**WRITTEN PROBLEM**
Take the material and output all of it exactly.

**GIVEN DATA**
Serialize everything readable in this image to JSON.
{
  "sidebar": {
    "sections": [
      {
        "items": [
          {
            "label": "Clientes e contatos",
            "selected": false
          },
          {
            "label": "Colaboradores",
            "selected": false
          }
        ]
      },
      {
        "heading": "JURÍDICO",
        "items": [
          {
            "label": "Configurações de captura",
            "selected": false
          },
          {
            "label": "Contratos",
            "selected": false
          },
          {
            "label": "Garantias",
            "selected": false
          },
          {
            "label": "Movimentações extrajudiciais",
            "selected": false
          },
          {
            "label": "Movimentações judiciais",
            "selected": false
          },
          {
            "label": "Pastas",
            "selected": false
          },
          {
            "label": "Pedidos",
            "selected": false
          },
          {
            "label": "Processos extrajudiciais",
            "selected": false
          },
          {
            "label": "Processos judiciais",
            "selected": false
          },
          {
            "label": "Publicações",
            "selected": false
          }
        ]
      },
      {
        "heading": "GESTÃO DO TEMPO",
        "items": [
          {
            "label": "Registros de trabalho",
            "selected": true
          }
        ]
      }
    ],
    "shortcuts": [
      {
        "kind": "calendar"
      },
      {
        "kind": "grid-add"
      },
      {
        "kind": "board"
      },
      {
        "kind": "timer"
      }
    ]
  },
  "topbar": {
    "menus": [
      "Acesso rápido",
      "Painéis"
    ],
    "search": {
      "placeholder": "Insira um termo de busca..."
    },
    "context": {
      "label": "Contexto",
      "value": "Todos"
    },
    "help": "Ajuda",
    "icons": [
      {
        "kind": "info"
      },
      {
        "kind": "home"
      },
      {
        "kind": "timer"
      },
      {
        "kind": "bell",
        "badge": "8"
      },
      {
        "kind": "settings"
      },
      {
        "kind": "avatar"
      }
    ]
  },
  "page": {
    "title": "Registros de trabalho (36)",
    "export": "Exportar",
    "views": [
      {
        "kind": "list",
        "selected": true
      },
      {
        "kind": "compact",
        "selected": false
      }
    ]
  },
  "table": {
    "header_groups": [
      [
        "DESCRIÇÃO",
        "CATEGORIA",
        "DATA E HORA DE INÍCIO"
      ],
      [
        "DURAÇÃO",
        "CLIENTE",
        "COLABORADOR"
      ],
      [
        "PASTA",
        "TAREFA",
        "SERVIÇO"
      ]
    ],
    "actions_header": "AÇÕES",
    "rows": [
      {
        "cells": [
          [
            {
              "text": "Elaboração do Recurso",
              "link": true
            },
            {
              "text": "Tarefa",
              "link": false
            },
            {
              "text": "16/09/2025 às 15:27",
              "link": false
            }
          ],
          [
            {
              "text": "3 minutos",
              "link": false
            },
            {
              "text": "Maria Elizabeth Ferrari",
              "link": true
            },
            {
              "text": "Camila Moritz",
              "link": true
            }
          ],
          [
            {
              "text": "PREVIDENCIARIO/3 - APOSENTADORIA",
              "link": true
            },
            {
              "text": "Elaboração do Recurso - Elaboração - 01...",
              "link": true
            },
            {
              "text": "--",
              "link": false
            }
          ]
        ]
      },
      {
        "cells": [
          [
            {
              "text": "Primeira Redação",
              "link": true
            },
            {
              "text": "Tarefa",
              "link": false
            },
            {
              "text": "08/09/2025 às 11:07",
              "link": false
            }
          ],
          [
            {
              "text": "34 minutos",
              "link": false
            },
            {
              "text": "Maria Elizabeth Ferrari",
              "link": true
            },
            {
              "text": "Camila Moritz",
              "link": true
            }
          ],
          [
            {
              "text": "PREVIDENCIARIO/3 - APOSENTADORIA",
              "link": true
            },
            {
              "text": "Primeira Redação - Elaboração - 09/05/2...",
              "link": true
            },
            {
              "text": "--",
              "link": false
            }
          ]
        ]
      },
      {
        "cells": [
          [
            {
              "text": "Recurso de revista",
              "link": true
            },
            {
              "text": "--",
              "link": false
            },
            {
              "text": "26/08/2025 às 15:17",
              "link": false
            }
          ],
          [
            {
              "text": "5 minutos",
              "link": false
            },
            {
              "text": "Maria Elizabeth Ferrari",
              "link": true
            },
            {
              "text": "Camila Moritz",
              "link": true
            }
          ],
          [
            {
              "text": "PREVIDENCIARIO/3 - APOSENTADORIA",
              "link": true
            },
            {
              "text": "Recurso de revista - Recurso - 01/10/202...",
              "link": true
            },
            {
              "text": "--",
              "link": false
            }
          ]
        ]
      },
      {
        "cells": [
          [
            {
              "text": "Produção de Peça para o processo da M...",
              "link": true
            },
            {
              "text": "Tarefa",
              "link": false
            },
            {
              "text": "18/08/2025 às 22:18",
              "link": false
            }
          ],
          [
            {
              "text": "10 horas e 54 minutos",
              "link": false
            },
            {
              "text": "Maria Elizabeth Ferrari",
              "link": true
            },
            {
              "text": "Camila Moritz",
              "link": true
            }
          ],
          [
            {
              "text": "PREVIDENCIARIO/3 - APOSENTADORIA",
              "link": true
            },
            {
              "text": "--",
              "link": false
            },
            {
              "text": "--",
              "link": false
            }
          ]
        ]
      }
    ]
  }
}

**ANSWER IN FULL**
Serialize everything readable in this image to JSON.
{
  "sidebar": {
    "sections": [
      {
        "items": [
          {
            "label": "Clientes e contatos",
            "selected": false
          },
          {
            "label": "Colaboradores",
            "selected": false
          }
        ]
      },
      {
        "heading": "JURÍDICO",
        "items": [
          {
            "label": "Configurações de captura",
            "selected": false
          },
          {
            "label": "Contratos",
            "selected": false
          },
          {
            "label": "Garantias",
            "selected": false
          },
          {
            "label": "Movimentações extrajudiciais",
            "selected": false
          },
          {
            "label": "Movimentações judiciais",
            "selected": false
          },
          {
            "label": "Pastas",
            "selected": false
          },
          {
            "label": "Pedidos",
            "selected": false
          },
          {
            "label": "Processos extrajudiciais",
            "selected": false
          },
          {
            "label": "Processos judiciais",
            "selected": false
          },
          {
            "label": "Publicações",
            "selected": false
          }
        ]
      },
      {
        "heading": "GESTÃO DO TEMPO",
        "items": [
          {
            "label": "Registros de trabalho",
            "selected": true
          }
        ]
      }
    ],
    "shortcuts": [
      {
        "kind": "calendar"
      },
      {
        "kind": "grid-add"
      },
      {
        "kind": "board"
      },
      {
        "kind": "timer"
      }
    ]
  },
  "topbar": {
    "menus": [
      "Acesso rápido",
      "Painéis"
    ],
    "search": {
      "placeholder": "Insira um termo de busca..."
    },
    "context": {
      "label": "Contexto",
      "value": "Todos"
    },
    "help": "Ajuda",
    "icons": [
      {
        "kind": "info"
      },
      {
        "kind": "home"
      },
      {
        "kind": "timer"
      },
      {
        "kind": "bell",
        "badge": "8"
      },
      {
        "kind": "settings"
      },
      {
        "kind": "avatar"
      }
    ]
  },
  "page": {
    "title": "Registros de trabalho (36)",
    "export": "Exportar",
    "views": [
      {
        "kind": "list",
        "selected": true
      },
      {
        "kind": "compact",
        "selected": false
      }
    ]
  },
  "table": {
    "header_groups": [
      [
        "DESCRIÇÃO",
        "CATEGORIA",
        "DATA E HORA DE INÍCIO"
      ],
      [
        "DURAÇÃO",
        "CLIENTE",
        "COLABORADOR"
      ],
      [
        "PASTA",
        "TAREFA",
        "SERVIÇO"
      ]
    ],
    "actions_header": "AÇÕES",
    "rows": [
      {
        "cells": [
          [
            {
              "text": "Elaboração do Recurso",
              "link": true
            },
            {
              "text": "Tarefa",
              "link": false
            },
            {
              "text": "16/09/2025 às 15:27",
              "link": false
            }
          ],
          [
            {
              "text": "3 minutos",
              "link": false
            },
            {
              "text": "Maria Elizabeth Ferrari",
              "link": true
            },
            {
              "text": "Camila Moritz",
              "link": true
            }
          ],
          [
            {
              "text": "PREVIDENCIARIO/3 - APOSENTADORIA",
              "link": true
            },
            {
              "text": "Elaboração do Recurso - Elaboração - 01...",
              "link": true
            },
            {
              "text": "--",
              "link": false
            }
          ]
        ]
      },
      {
        "cells": [
          [
            {
              "text": "Primeira Redação",
              "link": true
            },
            {
              "text": "Tarefa",
              "link": false
            },
            {
              "text": "08/09/2025 às 11:07",
              "link": false
            }
          ],
          [
            {
              "text": "34 minutos",
              "link": false
            },
            {
              "text": "Maria Elizabeth Ferrari",
              "link": true
            },
            {
              "text": "Camila Moritz",
              "link": true
            }
          ],
          [
            {
              "text": "PREVIDENCIARIO/3 - APOSENTADORIA",
              "link": true
            },
            {
              "text": "Primeira Redação - Elaboração - 09/05/2...",
              "link": true
            },
            {
              "text": "--",
              "link": false
            }
          ]
        ]
      },
      {
        "cells": [
          [
            {
              "text": "Recurso de revista",
              "link": true
            },
            {
              "text": "--",
              "link": false
            },
            {
              "text": "26/08/2025 às 15:17",
              "link": false
            }
          ],
          [
            {
              "text": "5 minutos",
              "link": false
            },
            {
              "text": "Maria Elizabeth Ferrari",
              "link": true
            },
            {
              "text": "Camila Moritz",
              "link": true
            }
          ],
          [
            {
              "text": "PREVIDENCIARIO/3 - APOSENTADORIA",
              "link": true
            },
            {
              "text": "Recurso de revista - Recurso - 01/10/202...",
              "link": true
            },
            {
              "text": "--",
              "link": false
            }
          ]
        ]
      },
      {
        "cells": [
          [
            {
              "text": "Produção de Peça para o processo da M...",
              "link": true
            },
            {
              "text": "Tarefa",
              "link": false
            },
            {
              "text": "18/08/2025 às 22:18",
              "link": false
            }
          ],
          [
            {
              "text": "10 horas e 54 minutos",
              "link": false
            },
            {
              "text": "Maria Elizabeth Ferrari",
              "link": true
            },
            {
              "text": "Camila Moritz",
              "link": true
            }
          ],
          [
            {
              "text": "PREVIDENCIARIO/3 - APOSENTADORIA",
              "link": true
            },
            {
              "text": "--",
              "link": false
            },
            {
              "text": "--",
              "link": false
            }
          ]
        ]
      }
    ]
  }
}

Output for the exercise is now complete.